Saved entries:
┄┄┄┄┄┄

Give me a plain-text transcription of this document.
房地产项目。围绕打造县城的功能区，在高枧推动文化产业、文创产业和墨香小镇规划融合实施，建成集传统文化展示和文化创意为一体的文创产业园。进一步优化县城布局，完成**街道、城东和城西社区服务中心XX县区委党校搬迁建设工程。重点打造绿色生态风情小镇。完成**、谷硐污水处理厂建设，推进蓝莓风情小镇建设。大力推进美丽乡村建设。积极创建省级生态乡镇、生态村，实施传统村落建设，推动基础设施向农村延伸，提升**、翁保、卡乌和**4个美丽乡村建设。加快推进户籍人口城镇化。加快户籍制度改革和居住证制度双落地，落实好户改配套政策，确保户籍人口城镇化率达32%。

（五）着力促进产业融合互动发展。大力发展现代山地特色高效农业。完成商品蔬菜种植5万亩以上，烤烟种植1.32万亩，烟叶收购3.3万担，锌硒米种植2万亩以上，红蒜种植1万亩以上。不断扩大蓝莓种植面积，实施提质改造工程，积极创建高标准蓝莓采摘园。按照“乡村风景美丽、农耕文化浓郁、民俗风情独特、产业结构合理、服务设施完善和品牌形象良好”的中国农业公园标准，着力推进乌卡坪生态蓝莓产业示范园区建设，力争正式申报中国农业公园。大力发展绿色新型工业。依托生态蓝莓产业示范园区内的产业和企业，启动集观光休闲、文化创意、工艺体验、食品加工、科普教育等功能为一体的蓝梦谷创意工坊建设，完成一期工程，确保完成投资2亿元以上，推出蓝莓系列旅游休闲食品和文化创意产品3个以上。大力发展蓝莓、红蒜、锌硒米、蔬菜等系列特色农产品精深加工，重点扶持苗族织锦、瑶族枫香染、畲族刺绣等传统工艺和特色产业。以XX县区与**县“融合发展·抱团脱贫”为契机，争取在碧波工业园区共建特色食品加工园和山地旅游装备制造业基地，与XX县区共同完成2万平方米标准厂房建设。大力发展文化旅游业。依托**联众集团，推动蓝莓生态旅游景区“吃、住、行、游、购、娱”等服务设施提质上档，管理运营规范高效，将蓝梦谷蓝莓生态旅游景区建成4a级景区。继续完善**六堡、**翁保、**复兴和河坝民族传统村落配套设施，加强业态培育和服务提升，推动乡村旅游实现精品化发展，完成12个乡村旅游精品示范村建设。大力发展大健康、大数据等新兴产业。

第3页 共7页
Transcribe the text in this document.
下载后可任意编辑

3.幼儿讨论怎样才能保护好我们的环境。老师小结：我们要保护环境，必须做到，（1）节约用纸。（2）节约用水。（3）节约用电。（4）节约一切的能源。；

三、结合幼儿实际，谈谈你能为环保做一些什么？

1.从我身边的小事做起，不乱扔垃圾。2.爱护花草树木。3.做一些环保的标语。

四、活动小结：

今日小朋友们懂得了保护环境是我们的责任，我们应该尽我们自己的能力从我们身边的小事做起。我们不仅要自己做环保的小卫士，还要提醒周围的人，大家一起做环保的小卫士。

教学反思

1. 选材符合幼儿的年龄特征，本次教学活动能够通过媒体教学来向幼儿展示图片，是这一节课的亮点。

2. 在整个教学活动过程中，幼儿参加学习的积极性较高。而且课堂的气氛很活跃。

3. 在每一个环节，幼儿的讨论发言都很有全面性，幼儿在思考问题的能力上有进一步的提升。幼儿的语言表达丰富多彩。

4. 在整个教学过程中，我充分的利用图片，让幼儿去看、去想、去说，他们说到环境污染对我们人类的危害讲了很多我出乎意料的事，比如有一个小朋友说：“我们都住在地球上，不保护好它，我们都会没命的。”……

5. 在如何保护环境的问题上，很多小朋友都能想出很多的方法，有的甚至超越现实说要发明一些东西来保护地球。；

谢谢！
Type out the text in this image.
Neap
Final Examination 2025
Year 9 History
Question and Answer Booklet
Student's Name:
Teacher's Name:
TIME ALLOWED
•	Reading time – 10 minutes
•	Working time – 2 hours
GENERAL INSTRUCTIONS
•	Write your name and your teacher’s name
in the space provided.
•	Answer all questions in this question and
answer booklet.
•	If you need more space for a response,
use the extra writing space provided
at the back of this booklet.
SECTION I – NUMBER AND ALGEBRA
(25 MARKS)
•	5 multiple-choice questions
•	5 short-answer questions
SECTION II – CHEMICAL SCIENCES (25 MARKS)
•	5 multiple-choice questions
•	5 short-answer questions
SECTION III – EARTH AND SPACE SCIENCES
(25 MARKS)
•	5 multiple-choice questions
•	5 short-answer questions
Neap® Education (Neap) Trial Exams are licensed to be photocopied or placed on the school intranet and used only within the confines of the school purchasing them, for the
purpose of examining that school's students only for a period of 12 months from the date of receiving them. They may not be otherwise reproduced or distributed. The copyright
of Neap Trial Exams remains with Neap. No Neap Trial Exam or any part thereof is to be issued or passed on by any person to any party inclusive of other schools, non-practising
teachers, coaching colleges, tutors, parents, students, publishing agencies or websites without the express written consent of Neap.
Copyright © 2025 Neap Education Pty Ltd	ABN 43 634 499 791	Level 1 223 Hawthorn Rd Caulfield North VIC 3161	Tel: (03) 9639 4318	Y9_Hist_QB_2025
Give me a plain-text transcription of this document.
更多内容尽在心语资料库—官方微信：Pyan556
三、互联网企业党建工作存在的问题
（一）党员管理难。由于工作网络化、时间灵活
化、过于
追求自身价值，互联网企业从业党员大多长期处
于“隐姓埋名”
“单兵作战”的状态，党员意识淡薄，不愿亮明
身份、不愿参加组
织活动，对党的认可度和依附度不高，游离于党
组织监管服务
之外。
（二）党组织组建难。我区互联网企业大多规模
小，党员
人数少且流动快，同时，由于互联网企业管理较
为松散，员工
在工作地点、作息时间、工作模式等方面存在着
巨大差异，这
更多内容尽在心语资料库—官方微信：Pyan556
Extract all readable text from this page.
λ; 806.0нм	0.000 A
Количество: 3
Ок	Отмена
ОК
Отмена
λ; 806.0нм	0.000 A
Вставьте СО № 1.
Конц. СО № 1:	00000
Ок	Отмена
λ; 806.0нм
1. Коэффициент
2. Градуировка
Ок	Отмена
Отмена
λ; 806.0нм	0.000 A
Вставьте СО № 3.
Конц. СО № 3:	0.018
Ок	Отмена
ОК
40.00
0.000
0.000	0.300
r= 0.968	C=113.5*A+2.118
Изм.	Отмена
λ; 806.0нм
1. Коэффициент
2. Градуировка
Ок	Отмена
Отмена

┄┄┄┄┄┄

WRITTEN TASK: Where a line contains the string "from", extract that line.

TASK ANSWER:
purpose of examining that school's students only for a period of 12 months from the date of receiving them. They may not be otherwise reproduced or distributed. The copyright
Extract all readable text from this page.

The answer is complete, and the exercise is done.